* **EXERCISE TASK**
From the listing below, return each line that includes "ylabel".

___ AVAILABLE RECORDS

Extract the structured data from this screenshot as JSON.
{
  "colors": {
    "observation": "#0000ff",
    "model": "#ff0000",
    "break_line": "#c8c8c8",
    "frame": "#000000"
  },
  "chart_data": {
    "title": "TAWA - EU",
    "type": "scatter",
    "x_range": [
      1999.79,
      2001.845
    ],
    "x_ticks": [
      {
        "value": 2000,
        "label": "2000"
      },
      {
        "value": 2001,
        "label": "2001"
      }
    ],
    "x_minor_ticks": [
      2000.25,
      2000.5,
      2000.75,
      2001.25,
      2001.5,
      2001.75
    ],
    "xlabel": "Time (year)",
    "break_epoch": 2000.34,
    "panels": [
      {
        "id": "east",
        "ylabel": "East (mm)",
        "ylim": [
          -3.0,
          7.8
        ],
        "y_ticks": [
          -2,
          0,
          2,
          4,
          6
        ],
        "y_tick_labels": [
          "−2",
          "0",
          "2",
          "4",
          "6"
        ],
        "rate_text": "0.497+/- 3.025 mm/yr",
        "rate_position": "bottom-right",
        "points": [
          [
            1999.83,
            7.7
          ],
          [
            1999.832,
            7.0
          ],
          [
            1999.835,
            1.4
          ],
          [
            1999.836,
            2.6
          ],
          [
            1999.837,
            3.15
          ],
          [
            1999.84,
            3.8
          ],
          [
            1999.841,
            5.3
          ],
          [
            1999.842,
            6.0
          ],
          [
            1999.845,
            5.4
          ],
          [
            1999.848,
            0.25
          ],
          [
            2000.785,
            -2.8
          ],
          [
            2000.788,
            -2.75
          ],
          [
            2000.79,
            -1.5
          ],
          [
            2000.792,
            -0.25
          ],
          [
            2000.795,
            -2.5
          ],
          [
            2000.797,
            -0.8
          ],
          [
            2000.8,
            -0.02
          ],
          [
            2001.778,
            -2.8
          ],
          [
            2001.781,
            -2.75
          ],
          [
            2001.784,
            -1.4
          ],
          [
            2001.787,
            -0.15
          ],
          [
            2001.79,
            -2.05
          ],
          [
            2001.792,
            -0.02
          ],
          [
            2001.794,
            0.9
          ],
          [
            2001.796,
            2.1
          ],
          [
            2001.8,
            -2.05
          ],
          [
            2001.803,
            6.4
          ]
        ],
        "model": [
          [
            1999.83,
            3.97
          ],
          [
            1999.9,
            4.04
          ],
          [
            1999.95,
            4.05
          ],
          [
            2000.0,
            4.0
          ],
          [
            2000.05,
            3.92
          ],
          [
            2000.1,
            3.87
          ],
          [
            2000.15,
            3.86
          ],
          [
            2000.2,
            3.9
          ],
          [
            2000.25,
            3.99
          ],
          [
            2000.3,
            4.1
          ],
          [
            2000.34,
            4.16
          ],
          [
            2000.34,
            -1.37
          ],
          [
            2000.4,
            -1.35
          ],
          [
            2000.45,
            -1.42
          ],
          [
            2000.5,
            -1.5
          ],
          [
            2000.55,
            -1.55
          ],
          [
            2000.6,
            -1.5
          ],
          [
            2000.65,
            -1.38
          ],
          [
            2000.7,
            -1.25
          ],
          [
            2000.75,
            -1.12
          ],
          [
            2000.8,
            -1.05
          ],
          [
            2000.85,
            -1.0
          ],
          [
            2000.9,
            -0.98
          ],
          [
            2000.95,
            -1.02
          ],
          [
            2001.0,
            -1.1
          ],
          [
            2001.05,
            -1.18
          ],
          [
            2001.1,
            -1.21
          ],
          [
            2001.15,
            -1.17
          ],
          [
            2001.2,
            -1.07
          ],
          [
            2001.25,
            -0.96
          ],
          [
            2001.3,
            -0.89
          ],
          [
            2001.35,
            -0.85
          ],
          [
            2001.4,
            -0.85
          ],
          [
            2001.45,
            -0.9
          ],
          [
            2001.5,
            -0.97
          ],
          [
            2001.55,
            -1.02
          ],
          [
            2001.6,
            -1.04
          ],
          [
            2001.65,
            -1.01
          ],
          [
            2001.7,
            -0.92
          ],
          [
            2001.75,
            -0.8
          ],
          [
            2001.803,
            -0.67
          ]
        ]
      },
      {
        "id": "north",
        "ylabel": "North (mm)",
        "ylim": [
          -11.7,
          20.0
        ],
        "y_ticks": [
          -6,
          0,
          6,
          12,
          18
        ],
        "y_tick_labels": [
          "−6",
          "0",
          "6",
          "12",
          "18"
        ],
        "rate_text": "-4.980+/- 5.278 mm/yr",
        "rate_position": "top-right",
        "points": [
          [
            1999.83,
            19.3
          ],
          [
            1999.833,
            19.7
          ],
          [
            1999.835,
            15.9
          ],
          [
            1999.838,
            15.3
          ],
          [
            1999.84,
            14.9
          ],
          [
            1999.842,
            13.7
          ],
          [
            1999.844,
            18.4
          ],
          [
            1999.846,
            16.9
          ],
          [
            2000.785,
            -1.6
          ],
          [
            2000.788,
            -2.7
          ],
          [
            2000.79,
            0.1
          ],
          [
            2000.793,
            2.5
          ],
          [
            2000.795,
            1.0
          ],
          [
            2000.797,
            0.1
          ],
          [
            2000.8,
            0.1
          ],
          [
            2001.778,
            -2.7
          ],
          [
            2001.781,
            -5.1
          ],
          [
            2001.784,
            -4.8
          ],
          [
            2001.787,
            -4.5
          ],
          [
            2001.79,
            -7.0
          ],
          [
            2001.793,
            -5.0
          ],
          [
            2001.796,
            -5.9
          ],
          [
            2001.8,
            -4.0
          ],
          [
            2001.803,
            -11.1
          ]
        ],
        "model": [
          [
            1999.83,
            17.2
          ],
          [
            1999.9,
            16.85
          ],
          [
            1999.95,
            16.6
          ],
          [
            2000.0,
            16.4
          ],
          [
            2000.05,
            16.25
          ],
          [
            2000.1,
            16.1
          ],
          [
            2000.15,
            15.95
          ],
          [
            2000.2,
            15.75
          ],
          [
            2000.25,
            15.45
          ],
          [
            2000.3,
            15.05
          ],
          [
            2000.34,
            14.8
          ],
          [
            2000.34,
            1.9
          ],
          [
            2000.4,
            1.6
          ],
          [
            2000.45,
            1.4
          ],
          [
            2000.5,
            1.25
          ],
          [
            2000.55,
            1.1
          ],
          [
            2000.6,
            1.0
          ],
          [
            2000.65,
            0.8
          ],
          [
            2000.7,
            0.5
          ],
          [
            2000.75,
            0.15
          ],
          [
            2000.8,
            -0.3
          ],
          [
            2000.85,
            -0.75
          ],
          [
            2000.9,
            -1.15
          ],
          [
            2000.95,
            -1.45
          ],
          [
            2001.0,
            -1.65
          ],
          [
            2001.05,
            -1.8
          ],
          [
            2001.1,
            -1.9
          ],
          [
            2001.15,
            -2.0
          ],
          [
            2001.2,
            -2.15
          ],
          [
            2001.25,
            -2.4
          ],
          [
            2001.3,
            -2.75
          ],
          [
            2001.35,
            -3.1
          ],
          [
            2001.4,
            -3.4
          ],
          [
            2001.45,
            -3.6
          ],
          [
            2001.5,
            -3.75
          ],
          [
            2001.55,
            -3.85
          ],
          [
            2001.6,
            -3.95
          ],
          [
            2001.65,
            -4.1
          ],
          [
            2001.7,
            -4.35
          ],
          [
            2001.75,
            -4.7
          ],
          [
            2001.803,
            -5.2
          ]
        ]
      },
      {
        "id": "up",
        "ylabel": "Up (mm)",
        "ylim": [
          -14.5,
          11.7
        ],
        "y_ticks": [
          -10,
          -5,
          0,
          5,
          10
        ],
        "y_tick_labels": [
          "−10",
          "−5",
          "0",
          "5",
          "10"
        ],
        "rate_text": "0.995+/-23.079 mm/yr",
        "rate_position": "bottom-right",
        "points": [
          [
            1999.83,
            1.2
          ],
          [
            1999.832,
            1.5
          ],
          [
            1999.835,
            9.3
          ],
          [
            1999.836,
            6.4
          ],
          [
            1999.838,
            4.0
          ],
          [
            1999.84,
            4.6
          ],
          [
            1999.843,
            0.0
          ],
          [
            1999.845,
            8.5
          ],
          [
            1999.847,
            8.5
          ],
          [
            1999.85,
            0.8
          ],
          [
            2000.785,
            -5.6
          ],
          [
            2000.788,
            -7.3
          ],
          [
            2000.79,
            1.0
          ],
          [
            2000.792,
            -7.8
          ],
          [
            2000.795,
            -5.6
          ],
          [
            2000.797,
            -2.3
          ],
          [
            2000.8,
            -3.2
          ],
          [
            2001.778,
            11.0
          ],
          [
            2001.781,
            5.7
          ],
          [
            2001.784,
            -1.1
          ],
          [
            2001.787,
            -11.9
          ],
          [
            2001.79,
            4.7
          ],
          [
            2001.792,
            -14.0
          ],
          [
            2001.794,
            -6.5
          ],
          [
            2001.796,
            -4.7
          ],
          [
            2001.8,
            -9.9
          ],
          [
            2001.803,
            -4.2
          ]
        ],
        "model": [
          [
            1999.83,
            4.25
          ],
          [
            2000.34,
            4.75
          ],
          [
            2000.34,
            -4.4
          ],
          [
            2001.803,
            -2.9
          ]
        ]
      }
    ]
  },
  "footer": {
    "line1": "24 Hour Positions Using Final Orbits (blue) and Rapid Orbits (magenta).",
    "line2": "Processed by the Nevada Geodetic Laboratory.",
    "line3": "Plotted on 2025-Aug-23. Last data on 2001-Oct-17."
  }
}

______

* **EXERCISE RESULT**
        "ylabel": "East (mm)",
        "ylabel": "North (mm)",
        "ylabel": "Up (mm)",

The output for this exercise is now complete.